** Start EXCERPTED RECORDS **

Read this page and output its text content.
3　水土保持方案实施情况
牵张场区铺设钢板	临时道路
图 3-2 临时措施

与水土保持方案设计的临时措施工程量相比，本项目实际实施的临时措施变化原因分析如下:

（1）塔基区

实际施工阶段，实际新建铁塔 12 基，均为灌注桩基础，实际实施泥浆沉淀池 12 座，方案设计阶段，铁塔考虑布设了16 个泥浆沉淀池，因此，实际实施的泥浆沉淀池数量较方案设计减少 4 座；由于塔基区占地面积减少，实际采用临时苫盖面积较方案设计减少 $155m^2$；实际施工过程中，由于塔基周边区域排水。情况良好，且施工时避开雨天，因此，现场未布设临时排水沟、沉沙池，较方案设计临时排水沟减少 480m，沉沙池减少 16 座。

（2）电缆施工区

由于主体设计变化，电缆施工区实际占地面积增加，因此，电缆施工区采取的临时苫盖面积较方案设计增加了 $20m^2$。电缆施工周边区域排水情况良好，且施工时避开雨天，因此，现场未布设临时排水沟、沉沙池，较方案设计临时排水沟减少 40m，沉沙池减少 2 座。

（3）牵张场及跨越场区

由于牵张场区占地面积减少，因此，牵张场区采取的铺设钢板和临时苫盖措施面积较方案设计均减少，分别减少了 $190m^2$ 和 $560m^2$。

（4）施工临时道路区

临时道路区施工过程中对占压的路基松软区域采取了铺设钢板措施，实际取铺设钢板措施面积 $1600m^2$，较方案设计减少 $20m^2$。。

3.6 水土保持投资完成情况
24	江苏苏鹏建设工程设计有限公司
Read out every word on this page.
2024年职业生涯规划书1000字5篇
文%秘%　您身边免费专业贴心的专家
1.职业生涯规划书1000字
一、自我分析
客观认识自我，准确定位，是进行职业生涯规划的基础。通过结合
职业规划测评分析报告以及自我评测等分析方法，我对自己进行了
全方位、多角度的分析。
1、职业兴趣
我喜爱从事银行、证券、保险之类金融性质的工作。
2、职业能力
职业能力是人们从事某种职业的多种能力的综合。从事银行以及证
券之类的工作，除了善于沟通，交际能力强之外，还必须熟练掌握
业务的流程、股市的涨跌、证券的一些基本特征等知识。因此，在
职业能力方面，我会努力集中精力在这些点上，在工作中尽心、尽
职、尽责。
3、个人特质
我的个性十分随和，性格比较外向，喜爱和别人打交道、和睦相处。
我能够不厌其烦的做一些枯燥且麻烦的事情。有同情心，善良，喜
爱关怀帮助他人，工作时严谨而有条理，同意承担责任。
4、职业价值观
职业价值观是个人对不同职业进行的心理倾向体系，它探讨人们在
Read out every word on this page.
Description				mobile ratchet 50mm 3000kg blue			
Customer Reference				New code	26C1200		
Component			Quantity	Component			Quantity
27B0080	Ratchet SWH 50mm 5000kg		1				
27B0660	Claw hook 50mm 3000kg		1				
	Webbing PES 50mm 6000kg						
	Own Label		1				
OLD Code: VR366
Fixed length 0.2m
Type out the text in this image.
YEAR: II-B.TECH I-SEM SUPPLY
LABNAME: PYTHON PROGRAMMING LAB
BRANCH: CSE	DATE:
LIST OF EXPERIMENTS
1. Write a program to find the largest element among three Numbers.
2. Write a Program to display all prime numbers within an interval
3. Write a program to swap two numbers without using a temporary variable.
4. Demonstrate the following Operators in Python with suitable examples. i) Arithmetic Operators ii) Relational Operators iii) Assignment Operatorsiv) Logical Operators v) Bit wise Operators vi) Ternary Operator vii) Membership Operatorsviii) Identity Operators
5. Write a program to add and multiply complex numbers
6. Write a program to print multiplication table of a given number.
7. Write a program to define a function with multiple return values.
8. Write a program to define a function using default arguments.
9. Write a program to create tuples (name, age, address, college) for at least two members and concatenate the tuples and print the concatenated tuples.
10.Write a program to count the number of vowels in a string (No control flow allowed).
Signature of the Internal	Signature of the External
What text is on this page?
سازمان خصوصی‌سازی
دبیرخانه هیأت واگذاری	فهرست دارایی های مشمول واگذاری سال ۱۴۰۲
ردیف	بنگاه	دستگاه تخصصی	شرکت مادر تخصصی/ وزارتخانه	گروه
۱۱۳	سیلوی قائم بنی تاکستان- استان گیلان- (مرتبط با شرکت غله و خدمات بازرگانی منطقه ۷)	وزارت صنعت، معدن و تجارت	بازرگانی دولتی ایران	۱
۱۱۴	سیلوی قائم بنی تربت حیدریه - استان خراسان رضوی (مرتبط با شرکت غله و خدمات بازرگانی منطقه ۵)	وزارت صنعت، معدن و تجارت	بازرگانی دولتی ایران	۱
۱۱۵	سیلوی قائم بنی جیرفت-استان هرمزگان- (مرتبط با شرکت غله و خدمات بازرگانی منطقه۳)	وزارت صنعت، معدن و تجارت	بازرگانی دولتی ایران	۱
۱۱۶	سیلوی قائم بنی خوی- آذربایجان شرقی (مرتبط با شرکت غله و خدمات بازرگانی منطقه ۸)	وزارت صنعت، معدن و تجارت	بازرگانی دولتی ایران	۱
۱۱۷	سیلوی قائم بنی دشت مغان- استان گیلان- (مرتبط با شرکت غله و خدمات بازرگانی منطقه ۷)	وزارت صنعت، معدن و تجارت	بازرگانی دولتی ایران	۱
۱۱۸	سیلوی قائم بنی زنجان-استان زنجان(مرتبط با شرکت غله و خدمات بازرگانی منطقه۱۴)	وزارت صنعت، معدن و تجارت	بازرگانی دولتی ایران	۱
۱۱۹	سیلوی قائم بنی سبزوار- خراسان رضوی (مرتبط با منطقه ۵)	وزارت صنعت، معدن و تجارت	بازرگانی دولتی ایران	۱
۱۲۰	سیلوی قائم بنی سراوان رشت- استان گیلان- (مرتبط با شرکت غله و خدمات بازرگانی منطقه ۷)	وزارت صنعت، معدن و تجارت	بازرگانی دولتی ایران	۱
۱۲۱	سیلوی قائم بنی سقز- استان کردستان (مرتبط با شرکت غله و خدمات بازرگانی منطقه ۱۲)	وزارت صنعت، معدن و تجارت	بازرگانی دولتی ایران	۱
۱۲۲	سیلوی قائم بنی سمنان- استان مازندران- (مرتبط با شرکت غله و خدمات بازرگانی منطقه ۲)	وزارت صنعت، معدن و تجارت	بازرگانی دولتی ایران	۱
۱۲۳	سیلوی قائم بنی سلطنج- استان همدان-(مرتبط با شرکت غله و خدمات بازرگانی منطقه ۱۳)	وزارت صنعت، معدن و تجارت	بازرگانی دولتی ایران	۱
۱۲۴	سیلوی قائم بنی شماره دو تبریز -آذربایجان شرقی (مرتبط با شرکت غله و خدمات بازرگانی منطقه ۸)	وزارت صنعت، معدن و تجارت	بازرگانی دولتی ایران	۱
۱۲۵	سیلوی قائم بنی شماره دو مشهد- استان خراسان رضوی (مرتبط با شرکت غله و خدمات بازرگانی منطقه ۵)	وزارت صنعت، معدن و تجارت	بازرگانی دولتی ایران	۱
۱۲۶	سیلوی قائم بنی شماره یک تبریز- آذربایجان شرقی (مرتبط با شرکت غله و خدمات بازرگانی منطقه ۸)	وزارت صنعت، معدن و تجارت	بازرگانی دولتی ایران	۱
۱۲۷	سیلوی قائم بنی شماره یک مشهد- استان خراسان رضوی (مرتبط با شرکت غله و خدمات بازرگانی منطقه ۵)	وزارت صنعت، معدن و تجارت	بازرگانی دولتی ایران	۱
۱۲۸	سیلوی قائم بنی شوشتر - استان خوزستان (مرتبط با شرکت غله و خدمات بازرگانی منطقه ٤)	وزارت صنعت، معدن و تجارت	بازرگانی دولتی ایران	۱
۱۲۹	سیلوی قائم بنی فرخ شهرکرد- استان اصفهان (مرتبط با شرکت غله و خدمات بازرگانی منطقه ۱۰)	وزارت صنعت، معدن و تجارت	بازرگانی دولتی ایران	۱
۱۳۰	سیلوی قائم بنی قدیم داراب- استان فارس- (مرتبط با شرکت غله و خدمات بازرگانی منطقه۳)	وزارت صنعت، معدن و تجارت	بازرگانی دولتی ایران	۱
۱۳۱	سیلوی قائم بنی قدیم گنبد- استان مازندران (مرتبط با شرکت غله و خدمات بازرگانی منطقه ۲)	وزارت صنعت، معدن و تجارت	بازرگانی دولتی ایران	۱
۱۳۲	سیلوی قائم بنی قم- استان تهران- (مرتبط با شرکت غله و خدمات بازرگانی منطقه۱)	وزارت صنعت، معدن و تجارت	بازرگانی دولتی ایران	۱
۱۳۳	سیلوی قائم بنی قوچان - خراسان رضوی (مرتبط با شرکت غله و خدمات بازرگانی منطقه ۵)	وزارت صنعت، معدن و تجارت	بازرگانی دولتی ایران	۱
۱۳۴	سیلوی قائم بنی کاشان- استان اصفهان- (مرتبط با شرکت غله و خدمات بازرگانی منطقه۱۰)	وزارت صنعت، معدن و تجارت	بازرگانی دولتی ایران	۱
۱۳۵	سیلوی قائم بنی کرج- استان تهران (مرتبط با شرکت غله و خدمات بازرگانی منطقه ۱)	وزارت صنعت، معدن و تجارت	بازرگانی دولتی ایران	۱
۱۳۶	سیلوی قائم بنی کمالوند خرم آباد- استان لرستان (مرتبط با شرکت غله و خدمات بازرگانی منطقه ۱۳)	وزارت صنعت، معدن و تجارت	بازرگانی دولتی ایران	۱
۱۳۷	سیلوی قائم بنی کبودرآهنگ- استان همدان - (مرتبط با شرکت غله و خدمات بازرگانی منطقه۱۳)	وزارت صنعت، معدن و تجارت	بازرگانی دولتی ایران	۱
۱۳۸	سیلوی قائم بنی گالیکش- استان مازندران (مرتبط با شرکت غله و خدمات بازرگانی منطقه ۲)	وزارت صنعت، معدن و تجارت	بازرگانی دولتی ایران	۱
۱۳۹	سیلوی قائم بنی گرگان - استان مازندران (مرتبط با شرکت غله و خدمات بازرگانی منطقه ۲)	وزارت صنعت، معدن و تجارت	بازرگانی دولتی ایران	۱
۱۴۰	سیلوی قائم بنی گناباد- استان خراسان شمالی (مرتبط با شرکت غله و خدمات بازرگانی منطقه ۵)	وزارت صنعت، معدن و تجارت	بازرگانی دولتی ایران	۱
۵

** End EXCERPTED RECORDS **

PROBLEM DETAILS —
Copy all lines in the listing above where the string "مازندران" appears.

SOLUTION FOR THIS PROBLEM —
۱۲۲	سیلوی قائم بنی سمنان- استان مازندران- (مرتبط با شرکت غله و خدمات بازرگانی منطقه ۲)	وزارت صنعت، معدن و تجارت	بازرگانی دولتی ایران	۱
۱۳۱	سیلوی قائم بنی قدیم گنبد- استان مازندران (مرتبط با شرکت غله و خدمات بازرگانی منطقه ۲)	وزارت صنعت، معدن و تجارت	بازرگانی دولتی ایران	۱
۱۳۸	سیلوی قائم بنی گالیکش- استان مازندران (مرتبط با شرکت غله و خدمات بازرگانی منطقه ۲)	وزارت صنعت، معدن و تجارت	بازرگانی دولتی ایران	۱
۱۳۹	سیلوی قائم بنی گرگان - استان مازندران (مرتبط با شرکت غله و خدمات بازرگانی منطقه ۲)	وزارت صنعت، معدن و تجارت	بازرگانی دولتی ایران	۱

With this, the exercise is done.